**What the exercise asks**
Write out the records that appear below, verbatim and complete, but without pictures.

**Supplied material**
•••

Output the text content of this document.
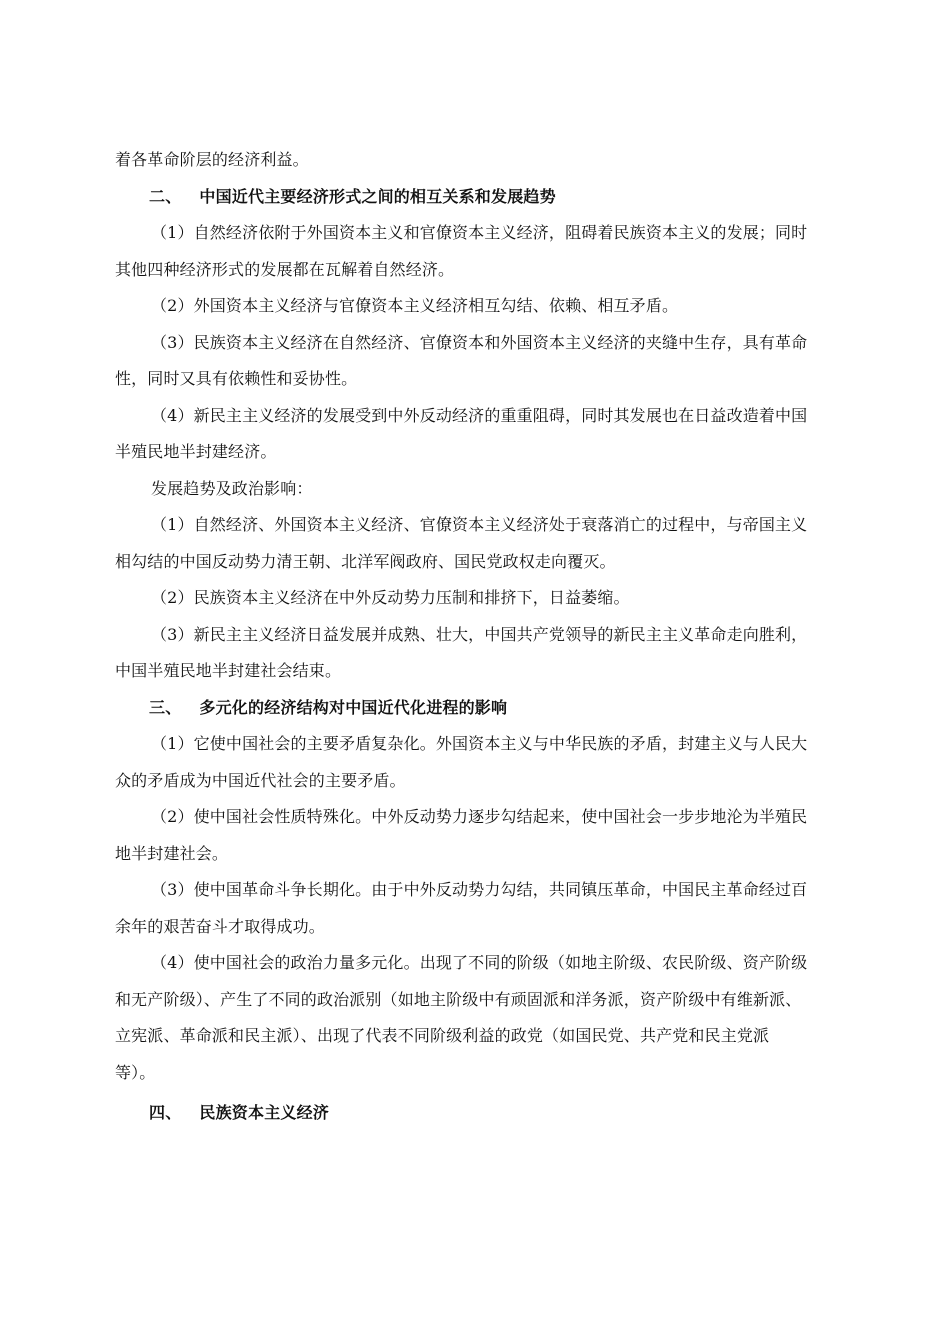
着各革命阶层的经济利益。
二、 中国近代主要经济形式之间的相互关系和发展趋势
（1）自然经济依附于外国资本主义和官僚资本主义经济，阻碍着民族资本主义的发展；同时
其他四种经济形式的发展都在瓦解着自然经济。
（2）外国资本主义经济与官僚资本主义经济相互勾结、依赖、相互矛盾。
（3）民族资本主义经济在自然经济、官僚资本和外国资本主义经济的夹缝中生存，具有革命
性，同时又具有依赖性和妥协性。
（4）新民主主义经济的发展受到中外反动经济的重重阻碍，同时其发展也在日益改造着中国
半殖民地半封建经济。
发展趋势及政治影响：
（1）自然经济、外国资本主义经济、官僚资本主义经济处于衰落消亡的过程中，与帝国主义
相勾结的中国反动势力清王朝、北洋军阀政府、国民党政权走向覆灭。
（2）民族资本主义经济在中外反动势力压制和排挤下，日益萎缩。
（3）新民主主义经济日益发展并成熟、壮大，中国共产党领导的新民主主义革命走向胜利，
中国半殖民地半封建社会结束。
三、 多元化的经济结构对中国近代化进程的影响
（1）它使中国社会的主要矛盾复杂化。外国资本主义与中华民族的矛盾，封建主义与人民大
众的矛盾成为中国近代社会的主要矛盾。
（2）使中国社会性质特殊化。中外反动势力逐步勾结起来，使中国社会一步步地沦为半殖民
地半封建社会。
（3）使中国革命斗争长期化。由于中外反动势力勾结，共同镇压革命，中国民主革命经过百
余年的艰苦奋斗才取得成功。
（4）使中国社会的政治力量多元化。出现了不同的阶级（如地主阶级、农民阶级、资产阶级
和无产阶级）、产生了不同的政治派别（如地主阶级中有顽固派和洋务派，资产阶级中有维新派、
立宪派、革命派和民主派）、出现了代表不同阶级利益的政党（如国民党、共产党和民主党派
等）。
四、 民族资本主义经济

•••

**Finished task**
Output the text content of this document.
着各革命阶层的经济利益。
二、 中国近代主要经济形式之间的相互关系和发展趋势
（1）自然经济依附于外国资本主义和官僚资本主义经济，阻碍着民族资本主义的发展；同时
其他四种经济形式的发展都在瓦解着自然经济。
（2）外国资本主义经济与官僚资本主义经济相互勾结、依赖、相互矛盾。
（3）民族资本主义经济在自然经济、官僚资本和外国资本主义经济的夹缝中生存，具有革命
性，同时又具有依赖性和妥协性。
（4）新民主主义经济的发展受到中外反动经济的重重阻碍，同时其发展也在日益改造着中国
半殖民地半封建经济。
发展趋势及政治影响：
（1）自然经济、外国资本主义经济、官僚资本主义经济处于衰落消亡的过程中，与帝国主义
相勾结的中国反动势力清王朝、北洋军阀政府、国民党政权走向覆灭。
（2）民族资本主义经济在中外反动势力压制和排挤下，日益萎缩。
（3）新民主主义经济日益发展并成熟、壮大，中国共产党领导的新民主主义革命走向胜利，
中国半殖民地半封建社会结束。
三、 多元化的经济结构对中国近代化进程的影响
（1）它使中国社会的主要矛盾复杂化。外国资本主义与中华民族的矛盾，封建主义与人民大
众的矛盾成为中国近代社会的主要矛盾。
（2）使中国社会性质特殊化。中外反动势力逐步勾结起来，使中国社会一步步地沦为半殖民
地半封建社会。
（3）使中国革命斗争长期化。由于中外反动势力勾结，共同镇压革命，中国民主革命经过百
余年的艰苦奋斗才取得成功。
（4）使中国社会的政治力量多元化。出现了不同的阶级（如地主阶级、农民阶级、资产阶级
和无产阶级）、产生了不同的政治派别（如地主阶级中有顽固派和洋务派，资产阶级中有维新派、
立宪派、革命派和民主派）、出现了代表不同阶级利益的政党（如国民党、共产党和民主党派
等）。
四、 民族资本主义经济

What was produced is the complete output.